The tiny SSR removed from previous mightyboards safety circuits (I have a little baggie of these removed ones over the years) makes a perfect inverting gate driver.
Assumptions!!!!!
ONLY works on a 12V system. I'm feeding roughly 11V gate drive to FULLY saturate the FETS into the lowest RDS on resistance state.
It's using both of the screw terminals on the HBP output from the mainboard and is polarity sensitive.
But it serves the function since the mightyboard switches low side, the LED in the optocoupler portion of the SSR only lights when grounded. When that happens, the SSR enables the 12V to the gate of the paralleled FETs thus turning them on. A 5K pulldown ensures when the gate drive is off, we pull the gate back down into the off state.
Again, this is extremely polarity sensitive. It has 1 purpose in life, to invert the mightyboard output and drive the paralleled FETS to full on to reduce any heating.

== CHALLENGES ==
A: Answer these questions from the post on the SSR gate driver:
(i) On what system voltage does the circuit only work?
(ii) What value of pulldown pulls the gate back into the off state?
(iii) On which side does the mightyboard switch?
B: Write a short continuation of the post on the SSR gate driver, picking up after its final sentence.

== Element location data ==

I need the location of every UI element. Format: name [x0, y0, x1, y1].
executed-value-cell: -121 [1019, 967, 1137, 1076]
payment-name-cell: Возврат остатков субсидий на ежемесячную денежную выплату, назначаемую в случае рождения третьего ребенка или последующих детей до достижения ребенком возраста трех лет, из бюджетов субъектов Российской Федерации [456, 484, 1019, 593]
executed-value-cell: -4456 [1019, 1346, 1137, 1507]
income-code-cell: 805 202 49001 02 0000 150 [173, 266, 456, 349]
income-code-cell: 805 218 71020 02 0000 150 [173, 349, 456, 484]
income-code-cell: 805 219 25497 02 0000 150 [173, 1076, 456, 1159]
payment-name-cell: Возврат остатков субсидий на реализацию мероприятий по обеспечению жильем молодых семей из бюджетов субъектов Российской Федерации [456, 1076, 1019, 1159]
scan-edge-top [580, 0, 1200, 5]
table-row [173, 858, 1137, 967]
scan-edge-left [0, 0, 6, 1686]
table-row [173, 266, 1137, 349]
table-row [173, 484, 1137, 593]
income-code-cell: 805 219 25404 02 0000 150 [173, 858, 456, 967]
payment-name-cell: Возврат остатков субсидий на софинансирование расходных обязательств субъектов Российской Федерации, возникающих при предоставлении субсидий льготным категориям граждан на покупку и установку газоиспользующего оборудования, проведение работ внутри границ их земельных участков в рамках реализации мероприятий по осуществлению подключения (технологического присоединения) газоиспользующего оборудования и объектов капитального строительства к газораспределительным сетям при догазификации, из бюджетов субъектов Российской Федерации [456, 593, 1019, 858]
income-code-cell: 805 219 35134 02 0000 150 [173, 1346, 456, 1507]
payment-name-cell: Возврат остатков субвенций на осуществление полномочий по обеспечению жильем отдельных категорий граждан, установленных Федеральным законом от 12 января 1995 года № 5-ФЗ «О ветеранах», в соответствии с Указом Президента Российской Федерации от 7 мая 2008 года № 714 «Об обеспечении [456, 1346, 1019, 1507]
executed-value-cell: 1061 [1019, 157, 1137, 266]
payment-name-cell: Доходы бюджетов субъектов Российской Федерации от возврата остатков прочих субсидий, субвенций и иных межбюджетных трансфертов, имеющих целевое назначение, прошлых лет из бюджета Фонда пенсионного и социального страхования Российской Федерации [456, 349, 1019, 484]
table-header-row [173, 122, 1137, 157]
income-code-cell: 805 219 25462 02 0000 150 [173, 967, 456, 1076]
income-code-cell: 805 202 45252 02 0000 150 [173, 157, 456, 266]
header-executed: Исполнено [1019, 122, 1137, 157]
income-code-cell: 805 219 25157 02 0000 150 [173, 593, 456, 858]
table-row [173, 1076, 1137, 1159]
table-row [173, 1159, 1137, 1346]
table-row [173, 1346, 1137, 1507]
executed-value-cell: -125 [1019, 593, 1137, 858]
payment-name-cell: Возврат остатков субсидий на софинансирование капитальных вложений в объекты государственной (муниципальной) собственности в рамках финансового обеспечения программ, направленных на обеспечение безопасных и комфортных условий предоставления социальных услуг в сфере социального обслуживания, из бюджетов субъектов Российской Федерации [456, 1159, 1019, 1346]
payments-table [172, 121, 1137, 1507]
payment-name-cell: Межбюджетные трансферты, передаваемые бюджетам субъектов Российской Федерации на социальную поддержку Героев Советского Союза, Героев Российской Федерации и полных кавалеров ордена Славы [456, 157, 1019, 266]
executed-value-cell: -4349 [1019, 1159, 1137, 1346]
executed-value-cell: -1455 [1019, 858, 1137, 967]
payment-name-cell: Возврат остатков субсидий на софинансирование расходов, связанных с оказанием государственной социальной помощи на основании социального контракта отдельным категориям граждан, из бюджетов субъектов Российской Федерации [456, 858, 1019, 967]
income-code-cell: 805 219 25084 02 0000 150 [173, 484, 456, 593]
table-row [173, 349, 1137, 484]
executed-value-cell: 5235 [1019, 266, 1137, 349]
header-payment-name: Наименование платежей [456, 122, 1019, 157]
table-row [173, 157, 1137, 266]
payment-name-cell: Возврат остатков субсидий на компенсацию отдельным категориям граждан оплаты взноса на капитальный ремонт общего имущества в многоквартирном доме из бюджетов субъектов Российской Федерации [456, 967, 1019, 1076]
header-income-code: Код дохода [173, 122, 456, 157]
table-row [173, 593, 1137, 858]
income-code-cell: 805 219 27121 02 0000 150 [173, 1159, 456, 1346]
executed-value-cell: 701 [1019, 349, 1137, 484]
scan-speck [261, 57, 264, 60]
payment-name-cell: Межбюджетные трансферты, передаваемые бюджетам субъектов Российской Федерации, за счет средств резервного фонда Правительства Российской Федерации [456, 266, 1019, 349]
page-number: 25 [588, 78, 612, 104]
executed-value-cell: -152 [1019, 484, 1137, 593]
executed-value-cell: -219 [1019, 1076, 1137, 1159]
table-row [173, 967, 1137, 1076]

== RESULTS FOR EACH TASK ==
A:
(i) A 12V system
(ii) 5K
(iii) The low side

B:
 
 
So i dug into the parts drawer and here's what I got:
IRFZ44 - 35A continuous
FQP50N06L - 35A continuous

From mightyboards- removed AQV252G SSR (trick little opto-isolator and FET module rated at 2.5A max)

So the opto-isolator is ideal to invert the low side switched output of our mightyboards. Simply use the correct value resistor in series and all you are doing is lighting an LED inside the opto.
The output then drives the gate of the larger main current FET and you now have an opto isolated switch capable of some serious current without blowing sky high.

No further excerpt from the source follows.